● **Exercise directions**
Extend the passage below on reproducing text summarization experiments over DUC 2004 and TAC 2008, starting right after its final sentence.

● **Supplied passage**
** begin **

Hence, in this contribution, we begin by reproducing and validating two previous findings, over DUC 2004 Task 2. First, that the ROUGE-2 [9] metric is aligned with user judgements for summary quality, but generalising this finding in the context of crowd-sourcing. Second, that there exists measurable variability in the sentence selection behaviour of state-of-the-art summarisation algorithms exhibiting similar ROUGE-2 scores, but confirming such variability via a complementary form of analysis, adding to the weight of evidence of the original finding. Further, in this paper, we reproduce the Random and Lead baselines, over the DUC 2004 and TAC 2008 newswire summarisation datasets. Observations from such experiments include: a validation of the lower-bound on acceptable summarisation effectiveness; findings that the effectiveness of the simple Lead baseline used at DUC and TAC can be improved; and that the Lead baseline augmented with anti-redundancy components is competitive with several standard baselines, over DUC 2004. Finally, we reproduce a series of standard and state-of-the-art summarisation algorithms. Observations from these experiments include: optimisations to several standard baselines that improve effectiveness; results indicating that state-of-the-art techniques, using integer linear programming and machine learning, are not always more effective than simple unsupervised techniques; and additionally, that an oracle system optimising the selection of different anti-redundancy components, on a per-topic basis, can potentially lead to improvements in summarisation effectiveness.

** end **

● **Dataset content**

** begin **

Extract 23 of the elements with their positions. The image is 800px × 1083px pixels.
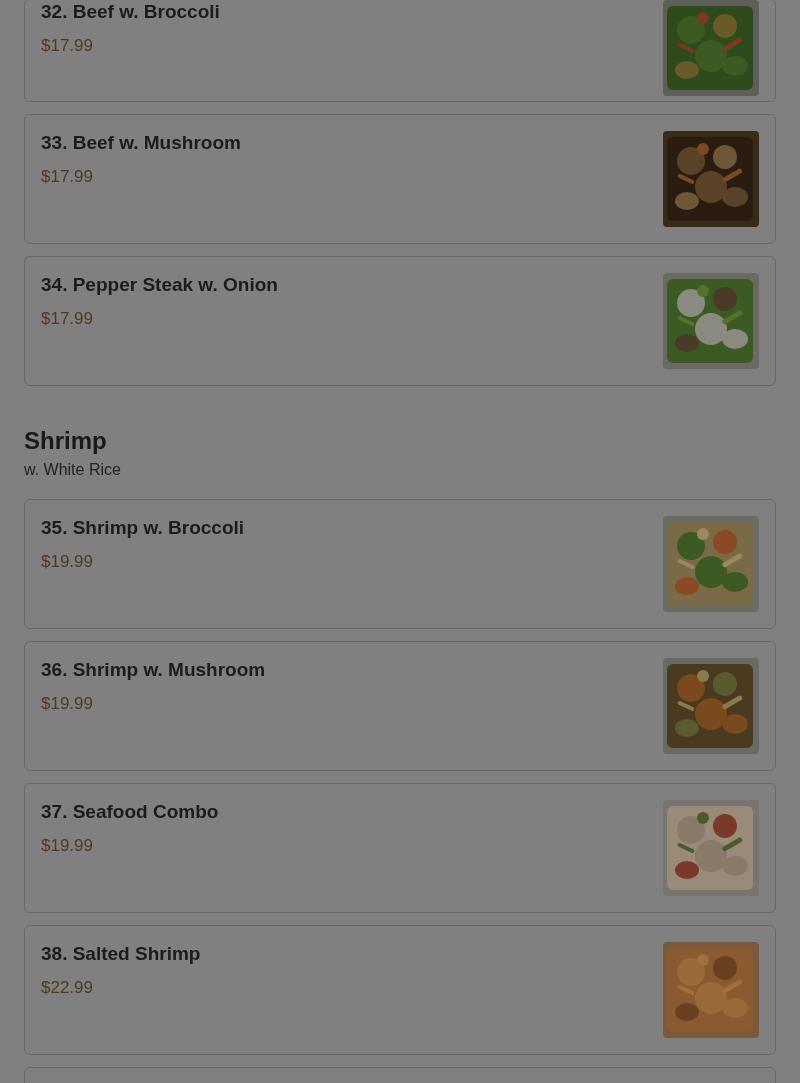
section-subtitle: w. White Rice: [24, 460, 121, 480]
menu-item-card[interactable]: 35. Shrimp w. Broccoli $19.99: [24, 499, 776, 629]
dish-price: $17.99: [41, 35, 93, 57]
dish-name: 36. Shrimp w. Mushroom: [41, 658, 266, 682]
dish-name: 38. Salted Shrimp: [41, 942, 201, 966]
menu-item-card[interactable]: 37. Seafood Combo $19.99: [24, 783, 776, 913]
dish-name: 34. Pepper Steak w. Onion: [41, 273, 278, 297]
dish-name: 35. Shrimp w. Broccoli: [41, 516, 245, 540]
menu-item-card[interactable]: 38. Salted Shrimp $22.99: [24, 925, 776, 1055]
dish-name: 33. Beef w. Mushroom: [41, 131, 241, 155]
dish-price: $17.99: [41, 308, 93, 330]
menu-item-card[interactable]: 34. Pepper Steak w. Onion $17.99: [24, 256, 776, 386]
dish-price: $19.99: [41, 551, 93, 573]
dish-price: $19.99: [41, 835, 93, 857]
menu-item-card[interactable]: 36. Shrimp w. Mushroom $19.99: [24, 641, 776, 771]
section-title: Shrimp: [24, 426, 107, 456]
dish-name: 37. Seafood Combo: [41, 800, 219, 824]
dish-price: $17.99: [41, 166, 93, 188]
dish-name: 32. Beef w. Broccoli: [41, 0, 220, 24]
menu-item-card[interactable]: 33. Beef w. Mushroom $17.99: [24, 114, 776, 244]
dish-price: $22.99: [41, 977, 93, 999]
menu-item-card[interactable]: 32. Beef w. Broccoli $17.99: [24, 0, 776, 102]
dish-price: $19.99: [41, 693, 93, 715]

** end **
** begin **

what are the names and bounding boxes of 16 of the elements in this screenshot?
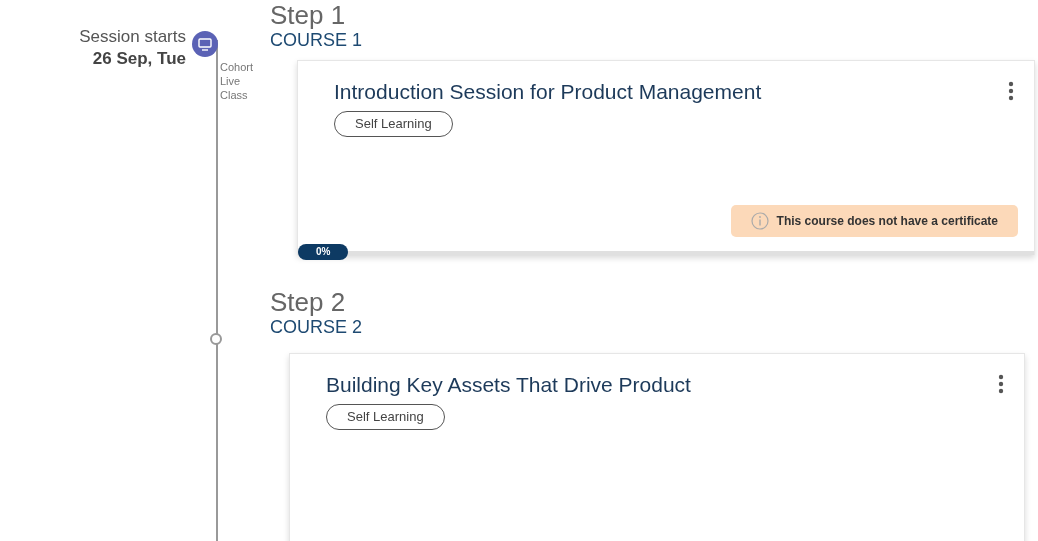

** end **

● **Written answer**
The remainder of this paper is organised as follows: We report our experimental setup in Sect. 2, describing summarisation algorithms, datasets, and the evaluation process. In Sect. 3, we present the results from a user study reproducing and validating previous findings that the ROUGE-2 metric aligns with user judgements for summary quality. In Sect. 4, we reproduce and validate previous findings that, despite exhibiting similar ROUGE-2 scores, state-of-the-art summarisation algorithms vary in their sentence selection behaviour. In Sect. 5, we reproduce the Random and Lead baselines, making several observations over the DUC 2004 and TAC 2008 datasets. In Sect. 6, we reproduce standard baselines and state-of-the-art systems, making further observations over the DUC 2004 and TAC 2008 datasets. Finally, Sect. 7 summarises our conclusions.

2 Reproducible Experimental Setup

In this section, we briefly describe the summarisation algorithms that we investigate, with full details available in the relevant literature [7]. Then, we also describe the anti-redundancy components that aim to minimise repetition in the summary text. Following this, we provide details of the evaluation datasets and metrics used in our experiments.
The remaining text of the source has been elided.